EXTRAIT FOURNI =
◆ ◆ ◆ ◆ ◆

» Ce n’est pas pire que de découvrir que vous devez la vie à deux pubs proches l’un de l’autre et tous deux nommés le Rising Sun. Ou de savoir, d’ailleurs, que vous ne la devez qu’à la conjonction aléatoire – à un contre un milliard – d’un spermatozoïde de votre père et d’un ovule de votre mère. »
Quitté par sa femme, orphelin de mère, un père absent, peu d’amis, l’existence de Maxwell Sim est aussi tristement que désespérément banale. Ce serait sans compter sur son (dernier) ami Trevor qui lui propose de promouvoir au volant d’une Toyota hybride une brosse à dent équitable pendant une semaine. S’ensuit alors un voyage initiatique, remontant vers les highlands, il retrouvera une amie d’enfance, rendra visite à sa fille, honorera une promesse faite à son père et tombera amoureux de son GPS tout en s’identifiant à Maxwell Crowhurst ( marin britannique usurpateur des années 70 ), tel un navigateur solitaire dans un monde pourtant ultra connecté.

◆ ◆ ◆ ◆ ◆

OBJET DE LA TÂCHE =
Rédigez la suite de la présentation du voyage de Maxwell Sim, en reprenant immédiatement après sa dernière phrase.

ENTRÉES RÉPERTORIÉES =
◆ ◆ ◆ ◆ ◆

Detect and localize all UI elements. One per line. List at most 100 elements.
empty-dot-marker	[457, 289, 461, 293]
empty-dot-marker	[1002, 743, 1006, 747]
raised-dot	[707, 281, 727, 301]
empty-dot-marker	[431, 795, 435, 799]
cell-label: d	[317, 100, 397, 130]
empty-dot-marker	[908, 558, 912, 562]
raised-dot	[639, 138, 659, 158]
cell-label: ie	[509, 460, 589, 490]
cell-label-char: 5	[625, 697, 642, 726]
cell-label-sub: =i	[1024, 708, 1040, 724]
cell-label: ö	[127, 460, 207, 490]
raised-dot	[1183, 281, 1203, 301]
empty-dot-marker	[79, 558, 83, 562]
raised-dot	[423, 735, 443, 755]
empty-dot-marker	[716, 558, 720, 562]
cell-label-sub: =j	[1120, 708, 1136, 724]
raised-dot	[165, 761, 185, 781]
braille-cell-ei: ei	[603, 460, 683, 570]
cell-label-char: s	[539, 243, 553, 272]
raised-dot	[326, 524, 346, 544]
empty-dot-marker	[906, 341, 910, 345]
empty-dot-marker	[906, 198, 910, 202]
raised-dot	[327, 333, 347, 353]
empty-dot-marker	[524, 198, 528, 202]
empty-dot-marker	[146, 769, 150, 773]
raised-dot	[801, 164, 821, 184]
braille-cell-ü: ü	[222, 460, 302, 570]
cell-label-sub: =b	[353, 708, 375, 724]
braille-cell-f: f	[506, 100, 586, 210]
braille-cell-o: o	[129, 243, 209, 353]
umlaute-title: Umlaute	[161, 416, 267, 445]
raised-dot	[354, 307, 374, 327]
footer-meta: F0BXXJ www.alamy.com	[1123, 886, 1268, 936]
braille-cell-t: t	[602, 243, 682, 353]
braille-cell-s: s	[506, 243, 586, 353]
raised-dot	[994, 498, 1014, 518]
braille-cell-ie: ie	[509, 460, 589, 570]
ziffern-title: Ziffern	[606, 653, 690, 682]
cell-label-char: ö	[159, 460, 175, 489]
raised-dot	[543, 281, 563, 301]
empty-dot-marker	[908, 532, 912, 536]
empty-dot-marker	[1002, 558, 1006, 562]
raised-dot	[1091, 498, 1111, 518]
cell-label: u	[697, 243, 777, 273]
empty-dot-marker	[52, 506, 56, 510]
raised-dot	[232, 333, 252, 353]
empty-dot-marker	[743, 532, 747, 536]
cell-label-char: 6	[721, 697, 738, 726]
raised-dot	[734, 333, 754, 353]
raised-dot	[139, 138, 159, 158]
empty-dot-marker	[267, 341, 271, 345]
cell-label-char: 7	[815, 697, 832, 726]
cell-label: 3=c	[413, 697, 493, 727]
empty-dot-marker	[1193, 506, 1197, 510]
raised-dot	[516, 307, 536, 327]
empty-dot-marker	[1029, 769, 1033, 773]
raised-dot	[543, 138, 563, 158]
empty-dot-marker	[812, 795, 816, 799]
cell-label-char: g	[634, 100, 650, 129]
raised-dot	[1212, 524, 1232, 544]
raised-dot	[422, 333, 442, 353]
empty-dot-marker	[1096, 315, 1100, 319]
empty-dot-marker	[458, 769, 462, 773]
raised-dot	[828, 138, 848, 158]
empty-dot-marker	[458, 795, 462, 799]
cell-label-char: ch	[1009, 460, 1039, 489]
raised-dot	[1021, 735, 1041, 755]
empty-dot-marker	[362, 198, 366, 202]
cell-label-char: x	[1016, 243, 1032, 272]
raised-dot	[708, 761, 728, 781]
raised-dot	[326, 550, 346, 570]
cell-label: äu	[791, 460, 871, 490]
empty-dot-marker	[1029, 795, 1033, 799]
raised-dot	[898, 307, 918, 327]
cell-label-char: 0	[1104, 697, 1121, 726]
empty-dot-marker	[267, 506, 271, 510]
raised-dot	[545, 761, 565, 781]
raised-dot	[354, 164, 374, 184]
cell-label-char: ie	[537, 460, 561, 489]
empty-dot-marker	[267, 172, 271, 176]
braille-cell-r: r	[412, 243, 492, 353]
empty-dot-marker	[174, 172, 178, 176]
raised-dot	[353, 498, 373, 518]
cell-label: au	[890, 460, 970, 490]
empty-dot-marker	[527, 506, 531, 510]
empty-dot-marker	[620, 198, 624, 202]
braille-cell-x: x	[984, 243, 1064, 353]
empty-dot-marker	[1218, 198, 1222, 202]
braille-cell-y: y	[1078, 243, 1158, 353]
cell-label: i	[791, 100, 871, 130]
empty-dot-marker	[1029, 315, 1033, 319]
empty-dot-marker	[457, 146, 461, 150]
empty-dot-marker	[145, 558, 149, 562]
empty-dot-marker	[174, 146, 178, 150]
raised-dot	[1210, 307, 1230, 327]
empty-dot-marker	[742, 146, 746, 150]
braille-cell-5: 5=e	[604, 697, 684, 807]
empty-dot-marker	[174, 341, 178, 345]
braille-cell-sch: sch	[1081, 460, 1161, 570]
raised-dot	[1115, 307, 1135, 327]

◆ ◆ ◆ ◆ ◆

RÉPONSE ATTENDUE =
Jonathan Coe, auteur britannique de choix, nous offre un roman complet où l’humour « so british » ponctue un travail d’écriture remarquable sur la naissance d’un personnage.
Sorti au cinéma le 16 décembre dernier sous les traits de Jean-Pierre Bacri, réalisé par Michel Leclerc, l’on prendra un plaisir croisé à le lire comme à le regarder.